RECORDS FOR THIS TASK =

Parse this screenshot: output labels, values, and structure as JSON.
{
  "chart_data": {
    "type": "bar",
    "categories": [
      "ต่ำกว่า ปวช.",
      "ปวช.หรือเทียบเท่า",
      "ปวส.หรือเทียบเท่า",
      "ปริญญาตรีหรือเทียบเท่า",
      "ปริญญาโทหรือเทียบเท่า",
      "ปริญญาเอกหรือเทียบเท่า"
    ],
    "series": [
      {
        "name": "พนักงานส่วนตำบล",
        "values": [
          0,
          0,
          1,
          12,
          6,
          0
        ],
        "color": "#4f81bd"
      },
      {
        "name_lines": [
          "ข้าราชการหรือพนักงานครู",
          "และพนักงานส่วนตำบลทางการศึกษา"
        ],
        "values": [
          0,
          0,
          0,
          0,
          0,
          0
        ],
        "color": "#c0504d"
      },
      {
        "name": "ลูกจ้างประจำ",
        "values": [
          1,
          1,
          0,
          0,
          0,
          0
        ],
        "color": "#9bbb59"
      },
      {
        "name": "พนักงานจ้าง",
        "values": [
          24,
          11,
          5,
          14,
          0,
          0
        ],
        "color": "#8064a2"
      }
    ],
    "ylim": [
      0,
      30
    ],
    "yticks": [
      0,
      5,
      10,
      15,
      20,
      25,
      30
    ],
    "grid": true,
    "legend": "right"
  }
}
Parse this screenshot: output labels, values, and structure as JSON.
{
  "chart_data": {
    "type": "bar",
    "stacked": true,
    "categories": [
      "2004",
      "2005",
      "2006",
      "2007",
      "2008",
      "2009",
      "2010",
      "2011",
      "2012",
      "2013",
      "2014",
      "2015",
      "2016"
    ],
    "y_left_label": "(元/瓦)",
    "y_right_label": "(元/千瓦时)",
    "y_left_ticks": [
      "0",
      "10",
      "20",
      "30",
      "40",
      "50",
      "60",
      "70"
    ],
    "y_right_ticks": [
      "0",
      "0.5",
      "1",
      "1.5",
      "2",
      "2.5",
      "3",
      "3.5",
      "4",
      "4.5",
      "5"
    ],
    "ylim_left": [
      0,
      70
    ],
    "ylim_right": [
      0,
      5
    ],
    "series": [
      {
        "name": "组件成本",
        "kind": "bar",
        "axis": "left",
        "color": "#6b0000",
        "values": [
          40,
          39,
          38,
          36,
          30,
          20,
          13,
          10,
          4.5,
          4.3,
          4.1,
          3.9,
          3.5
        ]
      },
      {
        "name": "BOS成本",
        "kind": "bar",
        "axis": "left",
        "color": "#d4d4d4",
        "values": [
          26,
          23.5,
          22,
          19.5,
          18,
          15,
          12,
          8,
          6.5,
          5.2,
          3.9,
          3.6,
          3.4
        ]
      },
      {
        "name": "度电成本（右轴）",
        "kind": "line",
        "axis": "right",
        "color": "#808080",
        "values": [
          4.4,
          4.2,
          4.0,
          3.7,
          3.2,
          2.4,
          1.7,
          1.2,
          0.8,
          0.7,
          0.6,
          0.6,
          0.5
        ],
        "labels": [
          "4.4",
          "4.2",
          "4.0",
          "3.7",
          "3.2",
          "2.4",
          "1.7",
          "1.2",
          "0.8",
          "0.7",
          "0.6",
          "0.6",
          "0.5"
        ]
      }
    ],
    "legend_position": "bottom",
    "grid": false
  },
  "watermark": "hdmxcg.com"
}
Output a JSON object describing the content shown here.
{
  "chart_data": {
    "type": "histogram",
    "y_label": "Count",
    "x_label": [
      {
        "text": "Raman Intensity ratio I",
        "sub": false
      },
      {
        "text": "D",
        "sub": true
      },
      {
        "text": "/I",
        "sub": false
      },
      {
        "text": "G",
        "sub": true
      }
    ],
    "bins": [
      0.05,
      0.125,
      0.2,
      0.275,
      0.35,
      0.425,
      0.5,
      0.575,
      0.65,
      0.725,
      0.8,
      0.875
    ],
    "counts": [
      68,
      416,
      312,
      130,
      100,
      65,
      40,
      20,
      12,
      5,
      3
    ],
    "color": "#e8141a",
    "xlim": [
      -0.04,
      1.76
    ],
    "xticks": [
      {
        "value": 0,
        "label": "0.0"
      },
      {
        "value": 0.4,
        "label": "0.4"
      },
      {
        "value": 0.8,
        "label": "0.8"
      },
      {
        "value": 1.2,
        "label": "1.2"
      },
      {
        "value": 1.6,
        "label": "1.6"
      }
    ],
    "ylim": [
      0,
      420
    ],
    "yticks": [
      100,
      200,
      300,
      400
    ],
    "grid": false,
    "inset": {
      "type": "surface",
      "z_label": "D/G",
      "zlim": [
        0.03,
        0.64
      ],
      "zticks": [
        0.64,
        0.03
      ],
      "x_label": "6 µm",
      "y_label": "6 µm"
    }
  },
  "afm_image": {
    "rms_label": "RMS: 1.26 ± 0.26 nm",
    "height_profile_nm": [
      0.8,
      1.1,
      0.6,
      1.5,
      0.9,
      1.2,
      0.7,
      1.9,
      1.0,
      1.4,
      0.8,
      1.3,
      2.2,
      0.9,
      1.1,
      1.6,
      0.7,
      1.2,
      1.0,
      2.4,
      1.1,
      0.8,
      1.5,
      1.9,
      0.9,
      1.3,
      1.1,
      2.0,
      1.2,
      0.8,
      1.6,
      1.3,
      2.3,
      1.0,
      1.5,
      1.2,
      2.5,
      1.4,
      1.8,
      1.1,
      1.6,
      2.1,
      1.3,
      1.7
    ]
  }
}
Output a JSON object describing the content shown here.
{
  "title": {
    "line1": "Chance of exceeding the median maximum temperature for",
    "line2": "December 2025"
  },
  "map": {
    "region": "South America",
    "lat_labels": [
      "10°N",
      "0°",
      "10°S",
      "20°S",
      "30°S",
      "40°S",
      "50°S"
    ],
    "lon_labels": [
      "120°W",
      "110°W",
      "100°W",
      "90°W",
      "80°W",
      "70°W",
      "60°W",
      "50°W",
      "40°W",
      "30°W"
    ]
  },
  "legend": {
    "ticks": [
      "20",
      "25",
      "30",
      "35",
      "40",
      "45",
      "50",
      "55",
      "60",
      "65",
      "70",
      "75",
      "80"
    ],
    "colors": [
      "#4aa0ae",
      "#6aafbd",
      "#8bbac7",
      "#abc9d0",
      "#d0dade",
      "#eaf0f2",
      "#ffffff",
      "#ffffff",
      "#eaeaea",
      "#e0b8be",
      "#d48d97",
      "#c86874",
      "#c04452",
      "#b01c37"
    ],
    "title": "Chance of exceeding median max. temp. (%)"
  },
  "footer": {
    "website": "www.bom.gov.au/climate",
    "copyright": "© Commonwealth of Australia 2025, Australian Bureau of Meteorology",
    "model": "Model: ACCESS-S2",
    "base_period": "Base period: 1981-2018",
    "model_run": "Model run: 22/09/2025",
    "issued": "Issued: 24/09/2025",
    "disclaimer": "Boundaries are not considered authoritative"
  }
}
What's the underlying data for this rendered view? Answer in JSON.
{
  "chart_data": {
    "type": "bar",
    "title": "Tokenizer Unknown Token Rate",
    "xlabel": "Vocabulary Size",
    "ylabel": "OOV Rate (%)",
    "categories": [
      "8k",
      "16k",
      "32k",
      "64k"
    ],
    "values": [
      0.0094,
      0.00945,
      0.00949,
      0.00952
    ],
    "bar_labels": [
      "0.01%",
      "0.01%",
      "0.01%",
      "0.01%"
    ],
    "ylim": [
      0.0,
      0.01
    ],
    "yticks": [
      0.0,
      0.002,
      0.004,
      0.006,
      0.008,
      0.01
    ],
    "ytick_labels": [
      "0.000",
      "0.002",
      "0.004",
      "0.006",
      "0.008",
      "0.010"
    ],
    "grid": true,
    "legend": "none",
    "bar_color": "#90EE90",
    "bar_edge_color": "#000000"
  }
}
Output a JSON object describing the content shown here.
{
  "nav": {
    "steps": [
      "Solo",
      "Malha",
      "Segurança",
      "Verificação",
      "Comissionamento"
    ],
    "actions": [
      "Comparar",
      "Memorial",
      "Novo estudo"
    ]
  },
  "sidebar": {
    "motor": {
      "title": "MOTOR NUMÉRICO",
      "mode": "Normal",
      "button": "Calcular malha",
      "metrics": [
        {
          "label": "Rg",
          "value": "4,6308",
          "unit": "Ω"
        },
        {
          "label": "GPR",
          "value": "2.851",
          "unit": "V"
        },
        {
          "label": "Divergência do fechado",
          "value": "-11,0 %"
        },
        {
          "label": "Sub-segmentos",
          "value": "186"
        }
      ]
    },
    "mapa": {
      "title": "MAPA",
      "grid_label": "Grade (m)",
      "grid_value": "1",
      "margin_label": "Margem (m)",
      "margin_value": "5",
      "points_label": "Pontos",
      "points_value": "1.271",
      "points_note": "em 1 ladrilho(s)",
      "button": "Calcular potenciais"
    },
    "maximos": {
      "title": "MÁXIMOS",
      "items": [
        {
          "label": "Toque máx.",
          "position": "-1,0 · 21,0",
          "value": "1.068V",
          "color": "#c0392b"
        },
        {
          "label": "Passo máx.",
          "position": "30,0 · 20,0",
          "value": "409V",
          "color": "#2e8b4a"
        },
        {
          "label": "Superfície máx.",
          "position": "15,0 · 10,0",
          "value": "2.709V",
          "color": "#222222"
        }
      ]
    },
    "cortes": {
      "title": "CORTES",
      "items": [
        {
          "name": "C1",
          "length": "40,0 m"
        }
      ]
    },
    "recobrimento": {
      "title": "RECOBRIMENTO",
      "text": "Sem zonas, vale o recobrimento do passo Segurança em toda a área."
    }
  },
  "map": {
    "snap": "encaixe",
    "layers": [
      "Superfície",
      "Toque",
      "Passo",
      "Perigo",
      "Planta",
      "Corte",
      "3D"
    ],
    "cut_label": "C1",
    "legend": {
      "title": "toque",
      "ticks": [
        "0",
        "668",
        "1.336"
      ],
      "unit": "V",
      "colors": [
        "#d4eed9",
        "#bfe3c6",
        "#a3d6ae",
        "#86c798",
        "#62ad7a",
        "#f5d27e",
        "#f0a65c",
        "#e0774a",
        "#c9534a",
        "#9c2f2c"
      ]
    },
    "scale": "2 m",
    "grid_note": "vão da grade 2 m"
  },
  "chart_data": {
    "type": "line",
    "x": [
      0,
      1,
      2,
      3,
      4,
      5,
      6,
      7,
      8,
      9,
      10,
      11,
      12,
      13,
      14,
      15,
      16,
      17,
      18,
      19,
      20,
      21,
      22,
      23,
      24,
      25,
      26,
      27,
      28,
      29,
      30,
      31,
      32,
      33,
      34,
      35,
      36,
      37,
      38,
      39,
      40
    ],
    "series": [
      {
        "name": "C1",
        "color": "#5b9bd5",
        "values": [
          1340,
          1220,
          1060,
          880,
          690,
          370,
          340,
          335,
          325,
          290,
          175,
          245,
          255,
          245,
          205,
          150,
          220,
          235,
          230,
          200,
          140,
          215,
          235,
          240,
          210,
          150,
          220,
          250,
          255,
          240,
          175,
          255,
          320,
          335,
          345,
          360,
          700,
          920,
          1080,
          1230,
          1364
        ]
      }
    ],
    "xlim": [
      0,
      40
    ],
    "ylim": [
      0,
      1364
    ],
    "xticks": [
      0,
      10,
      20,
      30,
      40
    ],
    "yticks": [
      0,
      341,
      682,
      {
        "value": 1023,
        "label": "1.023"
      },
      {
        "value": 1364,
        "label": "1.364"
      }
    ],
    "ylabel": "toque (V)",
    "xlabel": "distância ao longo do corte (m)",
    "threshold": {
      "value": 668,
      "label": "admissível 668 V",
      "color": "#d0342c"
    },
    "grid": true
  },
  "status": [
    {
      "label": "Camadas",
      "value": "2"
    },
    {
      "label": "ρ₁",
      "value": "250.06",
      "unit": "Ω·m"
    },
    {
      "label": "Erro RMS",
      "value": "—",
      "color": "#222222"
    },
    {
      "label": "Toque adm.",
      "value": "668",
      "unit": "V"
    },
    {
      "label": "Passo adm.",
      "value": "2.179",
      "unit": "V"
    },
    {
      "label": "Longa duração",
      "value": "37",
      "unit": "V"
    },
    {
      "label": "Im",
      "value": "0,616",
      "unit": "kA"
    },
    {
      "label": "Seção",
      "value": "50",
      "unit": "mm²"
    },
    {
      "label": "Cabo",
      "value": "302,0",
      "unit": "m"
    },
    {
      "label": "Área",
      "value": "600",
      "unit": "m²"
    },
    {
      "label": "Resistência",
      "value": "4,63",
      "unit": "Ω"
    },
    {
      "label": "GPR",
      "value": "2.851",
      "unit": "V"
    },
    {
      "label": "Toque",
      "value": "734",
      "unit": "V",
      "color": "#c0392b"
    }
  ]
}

SET EXERCISE = Say the number of lines in the records above that include the string "Segurança", and no more.

EXERCISE OUTPUT = 2